Task statement:
Write out each line word for word. Drop pictures.

Provided entries:
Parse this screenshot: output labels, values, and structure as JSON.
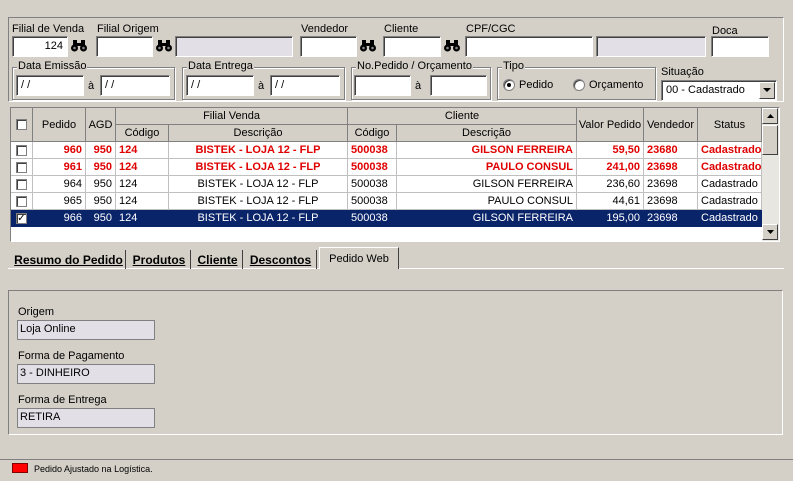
{
  "filters": {
    "filial_venda": {
      "label": "Filial de Venda",
      "value": "124"
    },
    "filial_origem": {
      "label": "Filial Origem",
      "value": "",
      "desc": ""
    },
    "vendedor": {
      "label": "Vendedor",
      "value": ""
    },
    "cliente": {
      "label": "Cliente",
      "value": ""
    },
    "cpf_cgc": {
      "label": "CPF/CGC",
      "value": "",
      "desc": ""
    },
    "doca": {
      "label": "Doca",
      "value": ""
    },
    "data_emissao": {
      "label": "Data Emissão",
      "from": " / /",
      "to": " / /",
      "sep": "à"
    },
    "data_entrega": {
      "label": "Data Entrega",
      "from": " / /",
      "to": " / /",
      "sep": "à"
    },
    "pedido_orcamento": {
      "label": "No.Pedido / Orçamento",
      "from": "",
      "to": "",
      "sep": "à"
    },
    "tipo": {
      "label": "Tipo",
      "options": [
        "Pedido",
        "Orçamento"
      ],
      "selected": "Pedido"
    },
    "situacao": {
      "label": "Situação",
      "value": "00 - Cadastrado"
    }
  },
  "grid": {
    "headers": {
      "pedido": "Pedido",
      "agd": "AGD",
      "filial_venda": "Filial Venda",
      "cliente": "Cliente",
      "codigo": "Código",
      "descricao": "Descrição",
      "valor": "Valor Pedido",
      "vendedor": "Vendedor",
      "status": "Status"
    },
    "rows": [
      {
        "checked": false,
        "pedido": "960",
        "agd": "950",
        "fil_cod": "124",
        "fil_desc": "BISTEK - LOJA 12 - FLP",
        "cli_cod": "500038",
        "cli_desc": "GILSON FERREIRA",
        "valor": "59,50",
        "vendedor": "23680",
        "status": "Cadastrado",
        "highlight": "red"
      },
      {
        "checked": false,
        "pedido": "961",
        "agd": "950",
        "fil_cod": "124",
        "fil_desc": "BISTEK - LOJA 12 - FLP",
        "cli_cod": "500038",
        "cli_desc": "PAULO CONSUL",
        "valor": "241,00",
        "vendedor": "23698",
        "status": "Cadastrado",
        "highlight": "red"
      },
      {
        "checked": false,
        "pedido": "964",
        "agd": "950",
        "fil_cod": "124",
        "fil_desc": "BISTEK - LOJA 12 - FLP",
        "cli_cod": "500038",
        "cli_desc": "GILSON FERREIRA",
        "valor": "236,60",
        "vendedor": "23698",
        "status": "Cadastrado",
        "highlight": "none"
      },
      {
        "checked": false,
        "pedido": "965",
        "agd": "950",
        "fil_cod": "124",
        "fil_desc": "BISTEK - LOJA 12 - FLP",
        "cli_cod": "500038",
        "cli_desc": "PAULO CONSUL",
        "valor": "44,61",
        "vendedor": "23698",
        "status": "Cadastrado",
        "highlight": "none"
      },
      {
        "checked": true,
        "pedido": "966",
        "agd": "950",
        "fil_cod": "124",
        "fil_desc": "BISTEK - LOJA 12 - FLP",
        "cli_cod": "500038",
        "cli_desc": "GILSON FERREIRA",
        "valor": "195,00",
        "vendedor": "23698",
        "status": "Cadastrado",
        "highlight": "selected"
      }
    ]
  },
  "tabs": [
    {
      "label": "Resumo do Pedido",
      "active": false
    },
    {
      "label": "Produtos",
      "active": false
    },
    {
      "label": "Cliente",
      "active": false
    },
    {
      "label": "Descontos",
      "active": false
    },
    {
      "label": "Pedido Web",
      "active": true
    }
  ],
  "pedido_web": {
    "origem": {
      "label": "Origem",
      "value": "Loja Online"
    },
    "forma_pagamento": {
      "label": "Forma de Pagamento",
      "value": "3 - DINHEIRO"
    },
    "forma_entrega": {
      "label": "Forma de Entrega",
      "value": "RETIRA"
    }
  },
  "legend": {
    "text": "Pedido Ajustado na Logística.",
    "color": "#ff0000"
  },
  "colors": {
    "selected_row": "#0a246a",
    "highlight_text": "#e00000"
  }
}
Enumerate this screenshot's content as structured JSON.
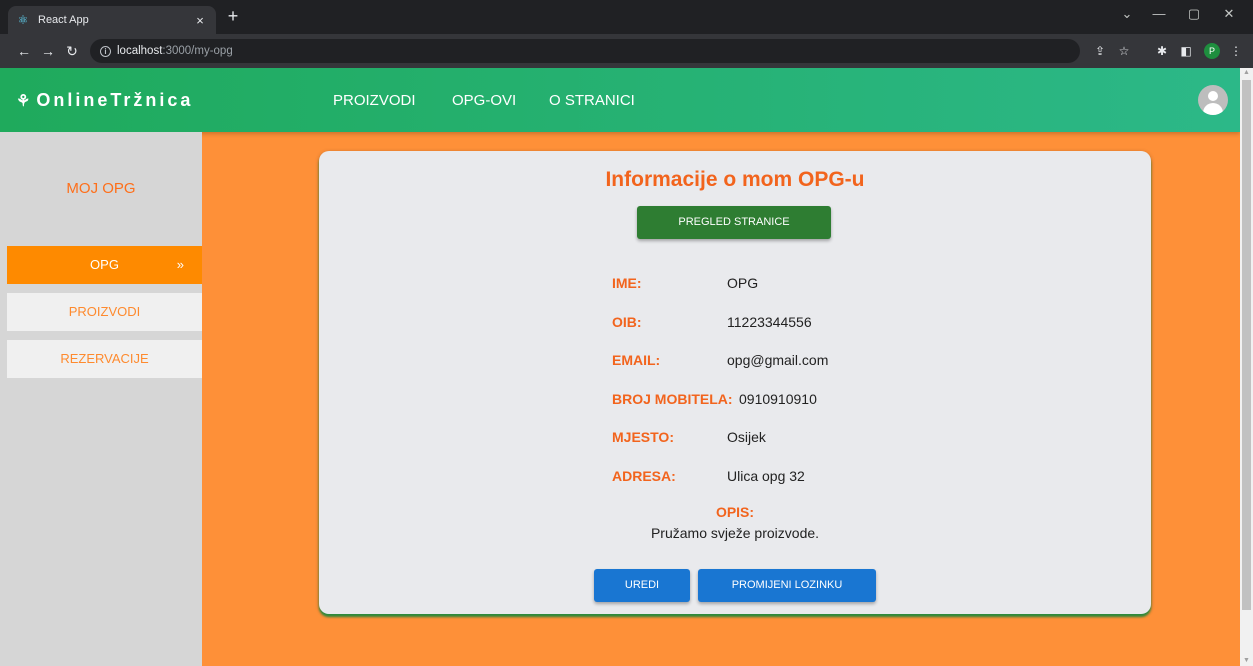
{
  "browser": {
    "tab_title": "React App",
    "tab_close": "×",
    "new_tab": "+",
    "url_host": "localhost",
    "url_path": ":3000/my-opg",
    "profile_initial": "P"
  },
  "appbar": {
    "brand": "OnlineTržnica",
    "nav": [
      "PROIZVODI",
      "OPG-OVI",
      "O STRANICI"
    ]
  },
  "sidebar": {
    "title": "MOJ OPG",
    "items": [
      {
        "label": "OPG",
        "active": true
      },
      {
        "label": "PROIZVODI",
        "active": false
      },
      {
        "label": "REZERVACIJE",
        "active": false
      }
    ],
    "active_chevron": "»"
  },
  "card": {
    "title": "Informacije o mom OPG-u",
    "preview_button": "PREGLED STRANICE",
    "fields": [
      {
        "label": "IME:",
        "value": "OPG"
      },
      {
        "label": "OIB:",
        "value": "11223344556"
      },
      {
        "label": "EMAIL:",
        "value": "opg@gmail.com"
      },
      {
        "label": "BROJ MOBITELA:",
        "value": "0910910910"
      },
      {
        "label": "MJESTO:",
        "value": "Osijek"
      },
      {
        "label": "ADRESA:",
        "value": "Ulica opg 32"
      }
    ],
    "opis_label": "OPIS:",
    "opis_value": "Pružamo svježe proizvode.",
    "edit_button": "UREDI",
    "password_button": "PROMIJENI LOZINKU"
  },
  "colors": {
    "appbar_start": "#1faa5c",
    "appbar_end": "#2cb888",
    "page_bg": "#fe9038",
    "accent_orange": "#f2641d",
    "sidebar_active": "#fe8a00",
    "button_green": "#2e7d32",
    "button_blue": "#1976d2"
  },
  "icons": {
    "tab_favicon": "react-icon",
    "brand_icon": "sprout-icon",
    "avatar": "user-icon"
  }
}
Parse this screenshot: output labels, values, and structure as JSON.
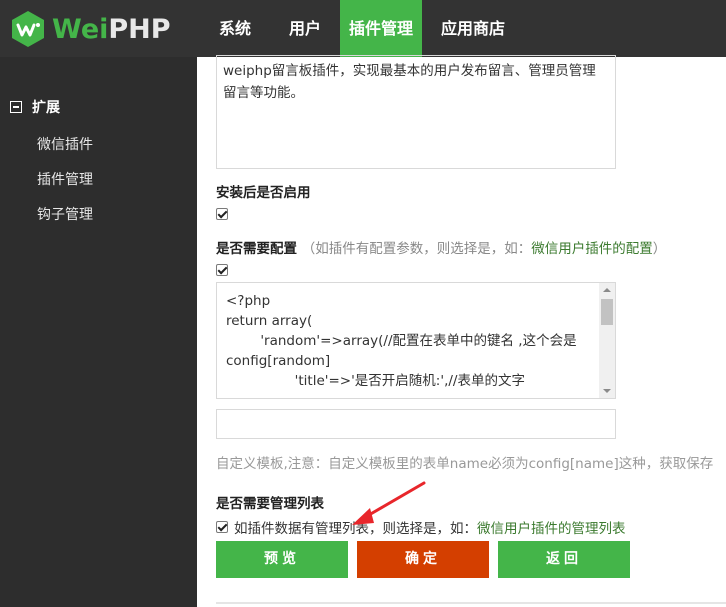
{
  "brand": {
    "wei": "Wei",
    "php": "PHP"
  },
  "nav": {
    "items": [
      "系统",
      "用户",
      "插件管理",
      "应用商店"
    ],
    "active_index": 2
  },
  "sidebar": {
    "group_label": "扩展",
    "items": [
      "微信插件",
      "插件管理",
      "钩子管理"
    ]
  },
  "form": {
    "description_text": "weiphp留言板插件，实现最基本的用户发布留言、管理员管理留言等功能。",
    "enable_after_install_label": "安装后是否启用",
    "enable_after_install_checked": true,
    "need_config_label": "是否需要配置",
    "need_config_hint_prefix": "（如插件有配置参数，则选择是，如：",
    "need_config_hint_link": "微信用户插件的配置",
    "need_config_hint_suffix": "）",
    "need_config_checked": true,
    "config_code": "<?php\nreturn array(\n        'random'=>array(//配置在表单中的键名 ,这个会是\nconfig[random]\n                'title'=>'是否开启随机:',//表单的文字",
    "template_value": "",
    "template_note": "自定义模板,注意：自定义模板里的表单name必须为config[name]这种，获取保存",
    "need_list_label": "是否需要管理列表",
    "need_list_checked": true,
    "need_list_hint_prefix": "如插件数据有管理列表，则选择是，如：",
    "need_list_hint_link": "微信用户插件的管理列表"
  },
  "buttons": {
    "preview": "预览",
    "confirm": "确定",
    "back": "返回"
  },
  "colors": {
    "brand_green": "#44b549",
    "header_bg": "#333333",
    "sidebar_bg": "#2d2d2d",
    "confirm_red": "#d43f00",
    "arrow_red": "#e8262b"
  }
}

Full response:
Parse this screenshot: output labels, values, and structure as JSON.
{
  "filters": {
    "filial_venda": {
      "label": "Filial de Venda",
      "value": "124"
    },
    "filial_origem": {
      "label": "Filial Origem",
      "value": "",
      "desc": ""
    },
    "vendedor": {
      "label": "Vendedor",
      "value": ""
    },
    "cliente": {
      "label": "Cliente",
      "value": ""
    },
    "cpf_cgc": {
      "label": "CPF/CGC",
      "value": "",
      "desc": ""
    },
    "doca": {
      "label": "Doca",
      "value": ""
    },
    "data_emissao": {
      "label": "Data Emissão",
      "from": " / /",
      "to": " / /",
      "sep": "à"
    },
    "data_entrega": {
      "label": "Data Entrega",
      "from": " / /",
      "to": " / /",
      "sep": "à"
    },
    "pedido_orcamento": {
      "label": "No.Pedido / Orçamento",
      "from": "",
      "to": "",
      "sep": "à"
    },
    "tipo": {
      "label": "Tipo",
      "options": [
        "Pedido",
        "Orçamento"
      ],
      "selected": "Pedido"
    },
    "situacao": {
      "label": "Situação",
      "value": "00 - Cadastrado"
    }
  },
  "grid": {
    "headers": {
      "pedido": "Pedido",
      "agd": "AGD",
      "filial_venda": "Filial Venda",
      "cliente": "Cliente",
      "codigo": "Código",
      "descricao": "Descrição",
      "valor": "Valor Pedido",
      "vendedor": "Vendedor",
      "status": "Status"
    },
    "rows": [
      {
        "checked": false,
        "pedido": "960",
        "agd": "950",
        "fil_cod": "124",
        "fil_desc": "BISTEK - LOJA 12 - FLP",
        "cli_cod": "500038",
        "cli_desc": "GILSON FERREIRA",
        "valor": "59,50",
        "vendedor": "23680",
        "status": "Cadastrado",
        "highlight": "red"
      },
      {
        "checked": false,
        "pedido": "961",
        "agd": "950",
        "fil_cod": "124",
        "fil_desc": "BISTEK - LOJA 12 - FLP",
        "cli_cod": "500038",
        "cli_desc": "PAULO CONSUL",
        "valor": "241,00",
        "vendedor": "23698",
        "status": "Cadastrado",
        "highlight": "red"
      },
      {
        "checked": false,
        "pedido": "964",
        "agd": "950",
        "fil_cod": "124",
        "fil_desc": "BISTEK - LOJA 12 - FLP",
        "cli_cod": "500038",
        "cli_desc": "GILSON FERREIRA",
        "valor": "236,60",
        "vendedor": "23698",
        "status": "Cadastrado",
        "highlight": "none"
      },
      {
        "checked": false,
        "pedido": "965",
        "agd": "950",
        "fil_cod": "124",
        "fil_desc": "BISTEK - LOJA 12 - FLP",
        "cli_cod": "500038",
        "cli_desc": "PAULO CONSUL",
        "valor": "44,61",
        "vendedor": "23698",
        "status": "Cadastrado",
        "highlight": "none"
      },
      {
        "checked": true,
        "pedido": "966",
        "agd": "950",
        "fil_cod": "124",
        "fil_desc": "BISTEK - LOJA 12 - FLP",
        "cli_cod": "500038",
        "cli_desc": "GILSON FERREIRA",
        "valor": "195,00",
        "vendedor": "23698",
        "status": "Cadastrado",
        "highlight": "selected"
      }
    ]
  },
  "tabs": [
    {
      "label": "Resumo do Pedido",
      "active": false
    },
    {
      "label": "Produtos",
      "active": false
    },
    {
      "label": "Cliente",
      "active": false
    },
    {
      "label": "Descontos",
      "active": false
    },
    {
      "label": "Pedido Web",
      "active": true
    }
  ],
  "pedido_web": {
    "origem": {
      "label": "Origem",
      "value": "Loja Online"
    },
    "forma_pagamento": {
      "label": "Forma de Pagamento",
      "value": "3 - DINHEIRO"
    },
    "forma_entrega": {
      "label": "Forma de Entrega",
      "value": "RETIRA"
    }
  },
  "legend": {
    "text": "Pedido Ajustado na Logística.",
    "color": "#ff0000"
  },
  "colors": {
    "selected_row": "#0a246a",
    "highlight_text": "#e00000"
  }
}
Enumerate this screenshot's content as structured JSON.
{
  "browser": {
    "tab_title": "React App",
    "tab_close": "×",
    "new_tab": "+",
    "url_host": "localhost",
    "url_path": ":3000/my-opg",
    "profile_initial": "P"
  },
  "appbar": {
    "brand": "OnlineTržnica",
    "nav": [
      "PROIZVODI",
      "OPG-OVI",
      "O STRANICI"
    ]
  },
  "sidebar": {
    "title": "MOJ OPG",
    "items": [
      {
        "label": "OPG",
        "active": true
      },
      {
        "label": "PROIZVODI",
        "active": false
      },
      {
        "label": "REZERVACIJE",
        "active": false
      }
    ],
    "active_chevron": "»"
  },
  "card": {
    "title": "Informacije o mom OPG-u",
    "preview_button": "PREGLED STRANICE",
    "fields": [
      {
        "label": "IME:",
        "value": "OPG"
      },
      {
        "label": "OIB:",
        "value": "11223344556"
      },
      {
        "label": "EMAIL:",
        "value": "opg@gmail.com"
      },
      {
        "label": "BROJ MOBITELA:",
        "value": "0910910910"
      },
      {
        "label": "MJESTO:",
        "value": "Osijek"
      },
      {
        "label": "ADRESA:",
        "value": "Ulica opg 32"
      }
    ],
    "opis_label": "OPIS:",
    "opis_value": "Pružamo svježe proizvode.",
    "edit_button": "UREDI",
    "password_button": "PROMIJENI LOZINKU"
  },
  "colors": {
    "appbar_start": "#1faa5c",
    "appbar_end": "#2cb888",
    "page_bg": "#fe9038",
    "accent_orange": "#f2641d",
    "sidebar_active": "#fe8a00",
    "button_green": "#2e7d32",
    "button_blue": "#1976d2"
  },
  "icons": {
    "tab_favicon": "react-icon",
    "brand_icon": "sprout-icon",
    "avatar": "user-icon"
  }
}
Parse this screenshot: output labels, values, and structure as JSON.
{
  "brand": {
    "wei": "Wei",
    "php": "PHP"
  },
  "nav": {
    "items": [
      "系统",
      "用户",
      "插件管理",
      "应用商店"
    ],
    "active_index": 2
  },
  "sidebar": {
    "group_label": "扩展",
    "items": [
      "微信插件",
      "插件管理",
      "钩子管理"
    ]
  },
  "form": {
    "description_text": "weiphp留言板插件，实现最基本的用户发布留言、管理员管理留言等功能。",
    "enable_after_install_label": "安装后是否启用",
    "enable_after_install_checked": true,
    "need_config_label": "是否需要配置",
    "need_config_hint_prefix": "（如插件有配置参数，则选择是，如：",
    "need_config_hint_link": "微信用户插件的配置",
    "need_config_hint_suffix": "）",
    "need_config_checked": true,
    "config_code": "<?php\nreturn array(\n        'random'=>array(//配置在表单中的键名 ,这个会是\nconfig[random]\n                'title'=>'是否开启随机:',//表单的文字",
    "template_value": "",
    "template_note": "自定义模板,注意：自定义模板里的表单name必须为config[name]这种，获取保存",
    "need_list_label": "是否需要管理列表",
    "need_list_checked": true,
    "need_list_hint_prefix": "如插件数据有管理列表，则选择是，如：",
    "need_list_hint_link": "微信用户插件的管理列表"
  },
  "buttons": {
    "preview": "预览",
    "confirm": "确定",
    "back": "返回"
  },
  "colors": {
    "brand_green": "#44b549",
    "header_bg": "#333333",
    "sidebar_bg": "#2d2d2d",
    "confirm_red": "#d43f00",
    "arrow_red": "#e8262b"
  }
}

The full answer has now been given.